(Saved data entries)
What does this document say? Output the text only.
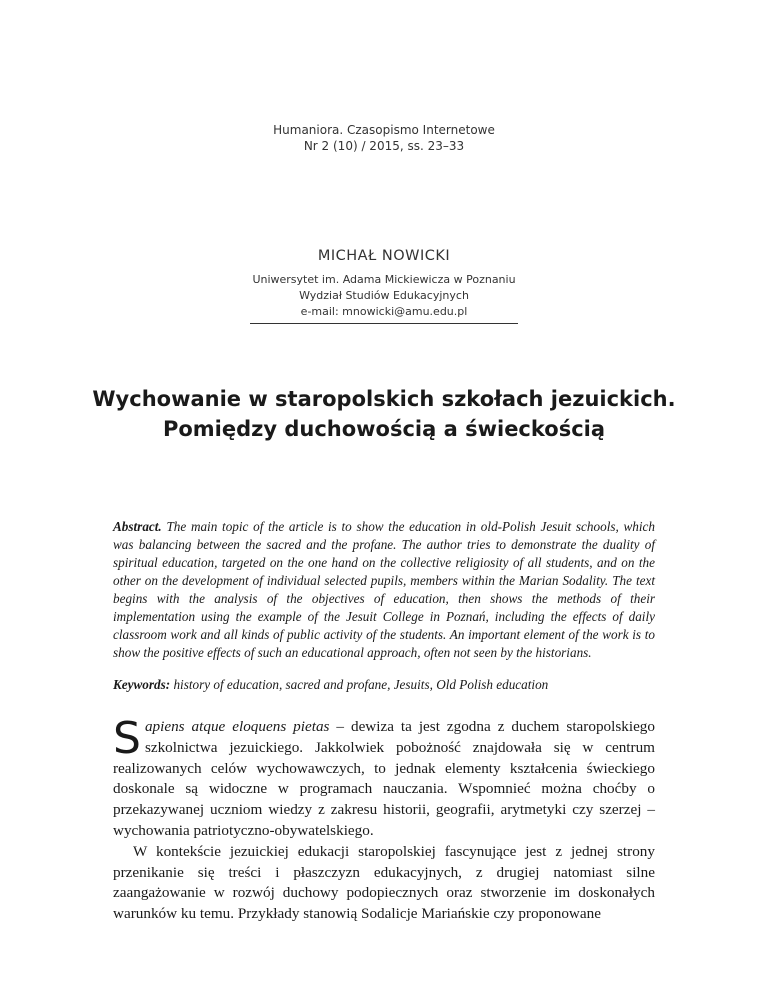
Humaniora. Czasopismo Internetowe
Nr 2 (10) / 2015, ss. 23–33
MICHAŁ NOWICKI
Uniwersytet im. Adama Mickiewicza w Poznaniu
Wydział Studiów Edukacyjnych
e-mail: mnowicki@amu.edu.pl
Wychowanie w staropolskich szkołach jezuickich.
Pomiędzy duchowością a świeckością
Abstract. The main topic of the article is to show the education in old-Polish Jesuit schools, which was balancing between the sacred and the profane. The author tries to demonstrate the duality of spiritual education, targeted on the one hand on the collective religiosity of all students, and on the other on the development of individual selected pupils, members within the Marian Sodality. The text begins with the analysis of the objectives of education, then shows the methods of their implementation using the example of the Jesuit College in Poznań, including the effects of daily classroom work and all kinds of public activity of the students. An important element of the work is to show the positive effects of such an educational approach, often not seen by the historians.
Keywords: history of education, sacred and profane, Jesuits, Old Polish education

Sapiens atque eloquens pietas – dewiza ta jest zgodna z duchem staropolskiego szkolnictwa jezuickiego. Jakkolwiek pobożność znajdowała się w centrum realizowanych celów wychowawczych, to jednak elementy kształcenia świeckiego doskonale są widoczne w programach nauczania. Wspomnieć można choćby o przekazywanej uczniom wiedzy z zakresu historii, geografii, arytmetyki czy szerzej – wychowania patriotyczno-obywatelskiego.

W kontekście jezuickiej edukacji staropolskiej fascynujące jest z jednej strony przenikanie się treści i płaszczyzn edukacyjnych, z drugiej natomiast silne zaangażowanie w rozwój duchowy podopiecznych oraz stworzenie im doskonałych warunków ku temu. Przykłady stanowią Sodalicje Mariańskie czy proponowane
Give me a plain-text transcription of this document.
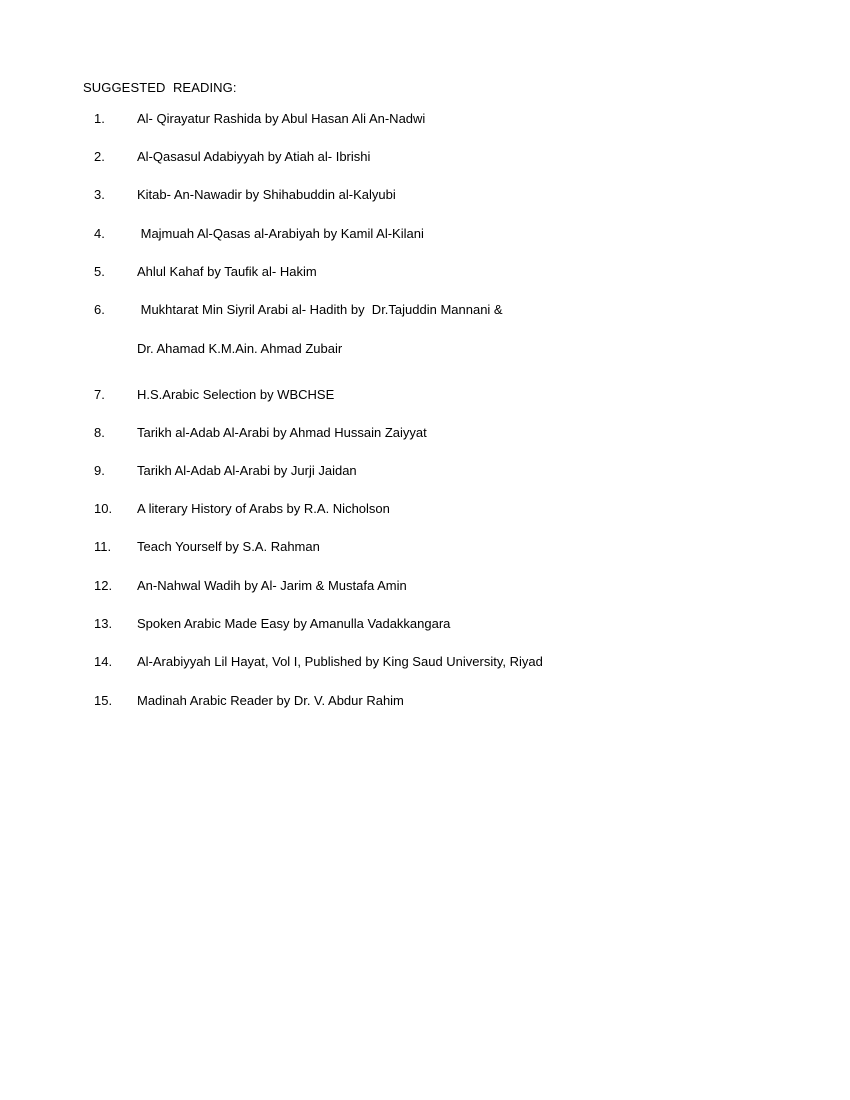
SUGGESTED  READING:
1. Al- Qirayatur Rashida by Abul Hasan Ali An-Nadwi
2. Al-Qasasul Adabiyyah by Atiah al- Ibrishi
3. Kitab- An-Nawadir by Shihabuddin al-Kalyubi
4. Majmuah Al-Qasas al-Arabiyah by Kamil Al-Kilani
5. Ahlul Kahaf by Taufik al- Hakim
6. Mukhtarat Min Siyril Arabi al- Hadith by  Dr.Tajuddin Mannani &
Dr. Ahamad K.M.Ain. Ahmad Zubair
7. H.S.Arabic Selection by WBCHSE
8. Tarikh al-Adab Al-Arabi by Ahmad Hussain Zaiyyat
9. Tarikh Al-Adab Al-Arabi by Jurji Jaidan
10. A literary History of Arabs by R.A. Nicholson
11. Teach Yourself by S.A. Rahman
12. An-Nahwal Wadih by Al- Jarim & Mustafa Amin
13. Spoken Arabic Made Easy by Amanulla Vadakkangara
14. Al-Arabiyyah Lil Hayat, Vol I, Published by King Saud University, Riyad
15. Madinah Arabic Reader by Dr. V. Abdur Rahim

* _Work to be completed_
Using the material above, set down every line exactly, but skip the pictures.

* _Full solution_
What does this document say? Output the text only.
Humaniora. Czasopismo Internetowe
Nr 2 (10) / 2015, ss. 23–33
MICHAŁ NOWICKI
Uniwersytet im. Adama Mickiewicza w Poznaniu
Wydział Studiów Edukacyjnych
e-mail: mnowicki@amu.edu.pl
Wychowanie w staropolskich szkołach jezuickich.
Pomiędzy duchowością a świeckością
Abstract. The main topic of the article is to show the education in old-Polish Jesuit schools, which was balancing between the sacred and the profane. The author tries to demonstrate the duality of spiritual education, targeted on the one hand on the collective religiosity of all students, and on the other on the development of individual selected pupils, members within the Marian Sodality. The text begins with the analysis of the objectives of education, then shows the methods of their implementation using the example of the Jesuit College in Poznań, including the effects of daily classroom work and all kinds of public activity of the students. An important element of the work is to show the positive effects of such an educational approach, often not seen by the historians.
Keywords: history of education, sacred and profane, Jesuits, Old Polish education

Sapiens atque eloquens pietas – dewiza ta jest zgodna z duchem staropolskiego szkolnictwa jezuickiego. Jakkolwiek pobożność znajdowała się w centrum realizowanych celów wychowawczych, to jednak elementy kształcenia świeckiego doskonale są widoczne w programach nauczania. Wspomnieć można choćby o przekazywanej uczniom wiedzy z zakresu historii, geografii, arytmetyki czy szerzej – wychowania patriotyczno-obywatelskiego.

W kontekście jezuickiej edukacji staropolskiej fascynujące jest z jednej strony przenikanie się treści i płaszczyzn edukacyjnych, z drugiej natomiast silne zaangażowanie w rozwój duchowy podopiecznych oraz stworzenie im doskonałych warunków ku temu. Przykłady stanowią Sodalicje Mariańskie czy proponowane
Give me a plain-text transcription of this document.
SUGGESTED  READING:
1. Al- Qirayatur Rashida by Abul Hasan Ali An-Nadwi
2. Al-Qasasul Adabiyyah by Atiah al- Ibrishi
3. Kitab- An-Nawadir by Shihabuddin al-Kalyubi
4. Majmuah Al-Qasas al-Arabiyah by Kamil Al-Kilani
5. Ahlul Kahaf by Taufik al- Hakim
6. Mukhtarat Min Siyril Arabi al- Hadith by  Dr.Tajuddin Mannani &
Dr. Ahamad K.M.Ain. Ahmad Zubair
7. H.S.Arabic Selection by WBCHSE
8. Tarikh al-Adab Al-Arabi by Ahmad Hussain Zaiyyat
9. Tarikh Al-Adab Al-Arabi by Jurji Jaidan
10. A literary History of Arabs by R.A. Nicholson
11. Teach Yourself by S.A. Rahman
12. An-Nahwal Wadih by Al- Jarim & Mustafa Amin
13. Spoken Arabic Made Easy by Amanulla Vadakkangara
14. Al-Arabiyyah Lil Hayat, Vol I, Published by King Saud University, Riyad
15. Madinah Arabic Reader by Dr. V. Abdur Rahim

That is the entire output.